>>

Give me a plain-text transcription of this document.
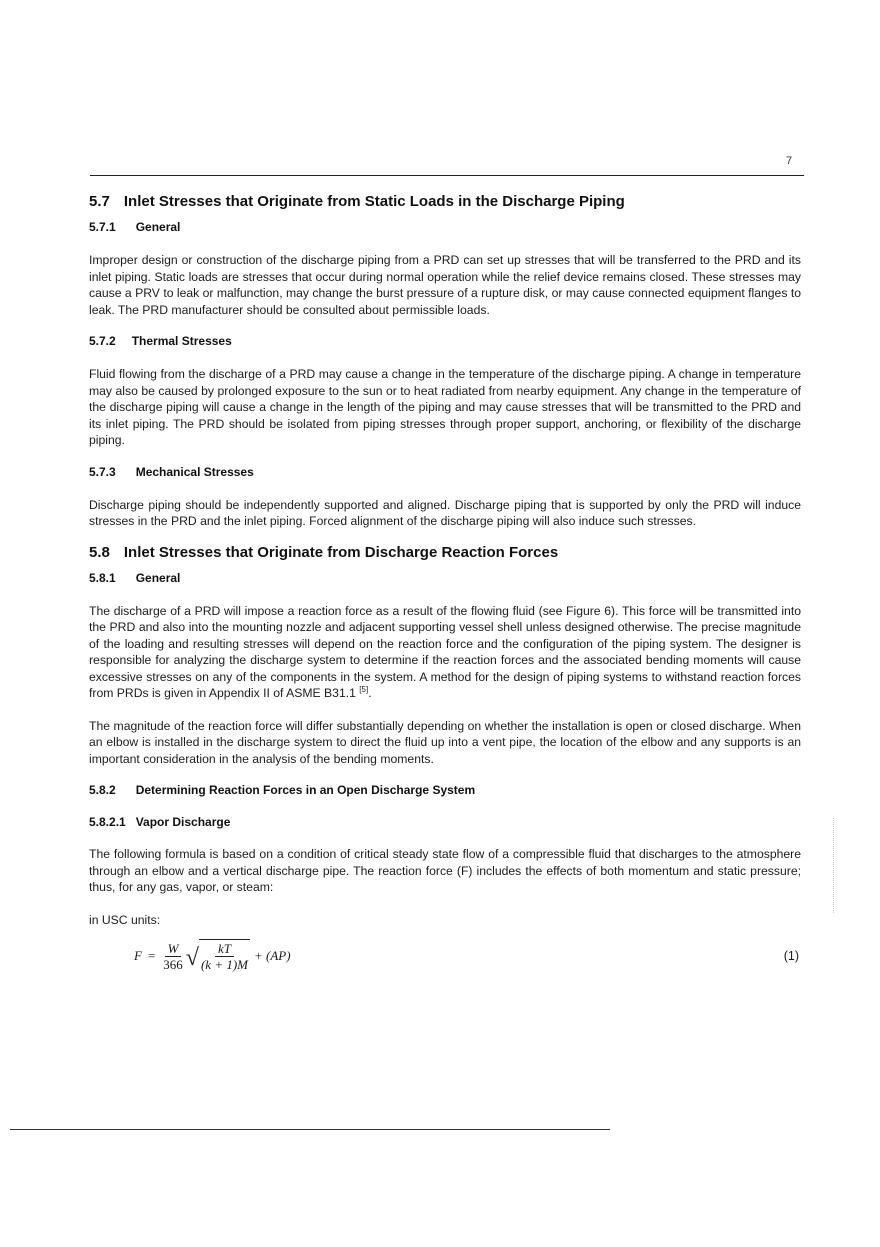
7
5.7 Inlet Stresses that Originate from Static Loads in the Discharge Piping
5.7.1 General

Improper design or construction of the discharge piping from a PRD can set up stresses that will be transferred to the PRD and its inlet piping. Static loads are stresses that occur during normal operation while the relief device remains closed. These stresses may cause a PRV to leak or malfunction, may change the burst pressure of a rupture disk, or may cause connected equipment flanges to leak. The PRD manufacturer should be consulted about permissible loads.

5.7.2 Thermal Stresses

Fluid flowing from the discharge of a PRD may cause a change in the temperature of the discharge piping. A change in temperature may also be caused by prolonged exposure to the sun or to heat radiated from nearby equipment. Any change in the temperature of the discharge piping will cause a change in the length of the piping and may cause stresses that will be transmitted to the PRD and its inlet piping. The PRD should be isolated from piping stresses through proper support, anchoring, or flexibility of the discharge piping.

5.7.3 Mechanical Stresses

Discharge piping should be independently supported and aligned. Discharge piping that is supported by only the PRD will induce stresses in the PRD and the inlet piping. Forced alignment of the discharge piping will also induce such stresses.

5.8 Inlet Stresses that Originate from Discharge Reaction Forces
5.8.1 General

The discharge of a PRD will impose a reaction force as a result of the flowing fluid (see Figure 6). This force will be transmitted into the PRD and also into the mounting nozzle and adjacent supporting vessel shell unless designed otherwise. The precise magnitude of the loading and resulting stresses will depend on the reaction force and the configuration of the piping system. The designer is responsible for analyzing the discharge system to determine if the reaction forces and the associated bending moments will cause excessive stresses on any of the components in the system. A method for the design of piping systems to withstand reaction forces from PRDs is given in Appendix II of ASME B31.1 [5].

The magnitude of the reaction force will differ substantially depending on whether the installation is open or closed discharge. When an elbow is installed in the discharge system to direct the fluid up into a vent pipe, the location of the elbow and any supports is an important consideration in the analysis of the bending moments.

5.8.2 Determining Reaction Forces in an Open Discharge System
5.8.2.1 Vapor Discharge

The following formula is based on a condition of critical steady state flow of a compressible fluid that discharges to the atmosphere through an elbow and a vertical discharge pipe. The reaction force (F) includes the effects of both momentum and static pressure; thus, for any gas, vapor, or steam:

in USC units:

$F = \frac{W}{366}$ √ $\frac{kT}{(k + 1)M} + (AP)$	(1)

<<

*REQUEST*.
Quote the material word for word, dropping any images it holds.

*EXERCISE SOLUTION*.
Give me a plain-text transcription of this document.
7
5.7 Inlet Stresses that Originate from Static Loads in the Discharge Piping
5.7.1 General

Improper design or construction of the discharge piping from a PRD can set up stresses that will be transferred to the PRD and its inlet piping. Static loads are stresses that occur during normal operation while the relief device remains closed. These stresses may cause a PRV to leak or malfunction, may change the burst pressure of a rupture disk, or may cause connected equipment flanges to leak. The PRD manufacturer should be consulted about permissible loads.

5.7.2 Thermal Stresses

Fluid flowing from the discharge of a PRD may cause a change in the temperature of the discharge piping. A change in temperature may also be caused by prolonged exposure to the sun or to heat radiated from nearby equipment. Any change in the temperature of the discharge piping will cause a change in the length of the piping and may cause stresses that will be transmitted to the PRD and its inlet piping. The PRD should be isolated from piping stresses through proper support, anchoring, or flexibility of the discharge piping.

5.7.3 Mechanical Stresses

Discharge piping should be independently supported and aligned. Discharge piping that is supported by only the PRD will induce stresses in the PRD and the inlet piping. Forced alignment of the discharge piping will also induce such stresses.

5.8 Inlet Stresses that Originate from Discharge Reaction Forces
5.8.1 General

The discharge of a PRD will impose a reaction force as a result of the flowing fluid (see Figure 6). This force will be transmitted into the PRD and also into the mounting nozzle and adjacent supporting vessel shell unless designed otherwise. The precise magnitude of the loading and resulting stresses will depend on the reaction force and the configuration of the piping system. The designer is responsible for analyzing the discharge system to determine if the reaction forces and the associated bending moments will cause excessive stresses on any of the components in the system. A method for the design of piping systems to withstand reaction forces from PRDs is given in Appendix II of ASME B31.1 [5].

The magnitude of the reaction force will differ substantially depending on whether the installation is open or closed discharge. When an elbow is installed in the discharge system to direct the fluid up into a vent pipe, the location of the elbow and any supports is an important consideration in the analysis of the bending moments.

5.8.2 Determining Reaction Forces in an Open Discharge System
5.8.2.1 Vapor Discharge

The following formula is based on a condition of critical steady state flow of a compressible fluid that discharges to the atmosphere through an elbow and a vertical discharge pipe. The reaction force (F) includes the effects of both momentum and static pressure; thus, for any gas, vapor, or steam:

in USC units:

$F = \frac{W}{366}$ √ $\frac{kT}{(k + 1)M} + (AP)$	(1)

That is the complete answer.